Study text:

──────

ATLANTA — Carefully selected octogenarians with mitral regurgitation generally had good outcomes following mitral valve repair in a series of 322 patients at two medical centers.
“Mitral valve surgery can be performed with good mid- and long-term outcomes in carefully selected octogenarian patients in whom mitral repair may confer a survival benefit over replacement,” Dr. David H. Adams said at the annual meeting of the American College of Cardiology.
In the series of consecutive octogenarian patients who underwent valve surgery for mitral regurgitation during 1998–2008 at Mount Sinai and at the Heart Center of the University of Leipzig, Germany, 227 patients (70%) underwent valve repair and 95 (30%) had valve replacement. The operative mortality rates were 11% and 19%, respectively. In a multivariate analysis, elective valve replacement was linked with a 60% increased risk of death versus valve repair, a significant difference, said Dr. Adams, professor and chairman of cardiothoracic surgery at Mount Sinai Medical Center in New York.
The conventional wisdom that replacement is favored in elderly patients “is not valid,” commented Dr. Steven F. Bolling, professor of surgery and director of the mitral valve clinic at the University of Michigan in Ann Arbor. He noted results he recently reported from an analysis of more than 28,000 U.S. patients who underwent mitral valve surgery during 2005–2007 and entered into the Society of Thoracic Surgeons database. That analysis showed that age was not an independent predictor for whether patients underwent valve repair or replacement.

──────

Data listing:
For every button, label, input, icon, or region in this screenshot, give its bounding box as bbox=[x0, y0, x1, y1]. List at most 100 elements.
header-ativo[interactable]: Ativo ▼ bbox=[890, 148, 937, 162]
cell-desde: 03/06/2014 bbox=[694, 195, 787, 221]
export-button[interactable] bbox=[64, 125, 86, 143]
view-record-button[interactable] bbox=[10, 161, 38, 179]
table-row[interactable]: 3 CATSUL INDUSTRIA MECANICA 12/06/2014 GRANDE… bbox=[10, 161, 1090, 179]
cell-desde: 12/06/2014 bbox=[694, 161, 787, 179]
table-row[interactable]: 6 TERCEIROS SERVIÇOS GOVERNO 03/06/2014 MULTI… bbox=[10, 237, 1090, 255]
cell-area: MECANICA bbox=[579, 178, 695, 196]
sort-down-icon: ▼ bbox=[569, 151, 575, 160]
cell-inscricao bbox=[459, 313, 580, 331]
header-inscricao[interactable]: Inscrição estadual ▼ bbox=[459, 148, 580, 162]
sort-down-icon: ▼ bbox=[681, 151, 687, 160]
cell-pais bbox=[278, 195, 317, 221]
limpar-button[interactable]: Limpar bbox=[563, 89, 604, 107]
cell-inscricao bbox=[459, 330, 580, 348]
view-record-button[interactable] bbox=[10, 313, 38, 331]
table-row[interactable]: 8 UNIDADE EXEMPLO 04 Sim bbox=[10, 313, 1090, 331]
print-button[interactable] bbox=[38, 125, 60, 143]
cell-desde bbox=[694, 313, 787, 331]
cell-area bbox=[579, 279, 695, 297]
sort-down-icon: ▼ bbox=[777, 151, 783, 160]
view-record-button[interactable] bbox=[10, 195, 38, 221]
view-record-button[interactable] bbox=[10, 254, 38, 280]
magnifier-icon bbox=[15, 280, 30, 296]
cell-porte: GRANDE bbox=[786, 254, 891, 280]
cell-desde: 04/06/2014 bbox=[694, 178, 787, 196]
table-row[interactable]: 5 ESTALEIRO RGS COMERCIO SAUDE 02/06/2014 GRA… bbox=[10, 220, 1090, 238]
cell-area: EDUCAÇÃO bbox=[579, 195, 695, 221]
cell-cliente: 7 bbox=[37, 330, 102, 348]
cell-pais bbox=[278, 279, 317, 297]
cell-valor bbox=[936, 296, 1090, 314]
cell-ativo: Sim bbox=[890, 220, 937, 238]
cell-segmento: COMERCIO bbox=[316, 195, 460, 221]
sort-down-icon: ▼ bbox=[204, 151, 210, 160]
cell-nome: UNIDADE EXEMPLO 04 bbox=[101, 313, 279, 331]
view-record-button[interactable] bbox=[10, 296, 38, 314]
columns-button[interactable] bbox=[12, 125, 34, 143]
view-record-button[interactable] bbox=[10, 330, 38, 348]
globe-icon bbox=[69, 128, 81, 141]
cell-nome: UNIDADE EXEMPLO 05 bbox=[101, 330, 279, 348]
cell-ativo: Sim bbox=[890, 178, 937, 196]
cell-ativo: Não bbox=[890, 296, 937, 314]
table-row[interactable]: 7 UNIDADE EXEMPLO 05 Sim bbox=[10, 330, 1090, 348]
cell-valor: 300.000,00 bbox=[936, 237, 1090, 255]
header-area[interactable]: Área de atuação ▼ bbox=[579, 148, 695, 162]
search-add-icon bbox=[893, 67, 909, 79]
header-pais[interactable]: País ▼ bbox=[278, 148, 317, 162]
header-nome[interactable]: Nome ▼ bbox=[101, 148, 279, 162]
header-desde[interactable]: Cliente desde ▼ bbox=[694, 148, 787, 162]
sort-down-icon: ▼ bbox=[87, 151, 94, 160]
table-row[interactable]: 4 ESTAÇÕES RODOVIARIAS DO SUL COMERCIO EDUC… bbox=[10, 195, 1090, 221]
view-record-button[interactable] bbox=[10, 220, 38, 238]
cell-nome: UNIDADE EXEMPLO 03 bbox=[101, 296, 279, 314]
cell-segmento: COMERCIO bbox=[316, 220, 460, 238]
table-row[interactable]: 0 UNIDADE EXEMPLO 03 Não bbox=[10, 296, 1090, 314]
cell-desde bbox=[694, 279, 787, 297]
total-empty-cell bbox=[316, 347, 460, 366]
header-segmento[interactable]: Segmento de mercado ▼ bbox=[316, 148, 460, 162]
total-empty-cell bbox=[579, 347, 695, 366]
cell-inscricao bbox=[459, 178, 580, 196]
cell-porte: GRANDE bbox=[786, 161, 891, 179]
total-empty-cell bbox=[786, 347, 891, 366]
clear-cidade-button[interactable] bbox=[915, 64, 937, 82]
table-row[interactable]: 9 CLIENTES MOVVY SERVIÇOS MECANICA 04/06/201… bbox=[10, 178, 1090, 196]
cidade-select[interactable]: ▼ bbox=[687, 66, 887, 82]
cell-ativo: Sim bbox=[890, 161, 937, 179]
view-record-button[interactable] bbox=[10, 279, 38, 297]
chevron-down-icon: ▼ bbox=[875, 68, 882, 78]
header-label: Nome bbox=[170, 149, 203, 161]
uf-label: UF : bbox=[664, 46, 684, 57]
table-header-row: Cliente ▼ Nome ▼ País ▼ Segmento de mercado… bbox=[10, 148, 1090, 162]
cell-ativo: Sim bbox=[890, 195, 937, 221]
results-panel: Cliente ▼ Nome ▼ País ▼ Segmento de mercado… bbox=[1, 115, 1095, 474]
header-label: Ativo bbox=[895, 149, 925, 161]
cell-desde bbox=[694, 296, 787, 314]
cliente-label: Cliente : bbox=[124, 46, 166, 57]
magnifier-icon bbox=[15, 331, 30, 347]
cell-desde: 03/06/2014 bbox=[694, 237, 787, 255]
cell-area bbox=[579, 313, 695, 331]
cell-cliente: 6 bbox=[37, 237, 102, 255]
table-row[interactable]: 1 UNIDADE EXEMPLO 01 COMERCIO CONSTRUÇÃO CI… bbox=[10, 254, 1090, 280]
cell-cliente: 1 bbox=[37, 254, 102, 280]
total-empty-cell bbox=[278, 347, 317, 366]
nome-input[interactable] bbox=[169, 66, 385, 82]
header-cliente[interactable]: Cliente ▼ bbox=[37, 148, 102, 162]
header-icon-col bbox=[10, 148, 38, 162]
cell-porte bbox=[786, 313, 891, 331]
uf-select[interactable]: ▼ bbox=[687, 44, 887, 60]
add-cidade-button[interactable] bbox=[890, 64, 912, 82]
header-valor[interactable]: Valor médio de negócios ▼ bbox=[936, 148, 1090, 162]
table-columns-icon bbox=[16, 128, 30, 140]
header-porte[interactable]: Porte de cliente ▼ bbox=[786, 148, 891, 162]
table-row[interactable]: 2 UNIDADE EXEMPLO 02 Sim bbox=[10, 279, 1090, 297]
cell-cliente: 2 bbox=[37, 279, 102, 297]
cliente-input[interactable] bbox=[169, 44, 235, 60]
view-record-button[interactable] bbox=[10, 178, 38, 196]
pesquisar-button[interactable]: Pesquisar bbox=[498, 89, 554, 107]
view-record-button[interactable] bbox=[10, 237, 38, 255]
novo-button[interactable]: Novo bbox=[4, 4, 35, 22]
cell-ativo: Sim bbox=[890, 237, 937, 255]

──────

What the exercise asks: Retype the part of the mitral valve article that begins at the words "ATLANTA — Carefully" and ends after "two medical centers.". The entries come from a separate source, unrelated to the mitral valve article.

Answer for the task:
ATLANTA — Carefully selected octogenarians with mitral regurgitation generally had good outcomes following mitral valve repair in a series of 322 patients at two medical centers.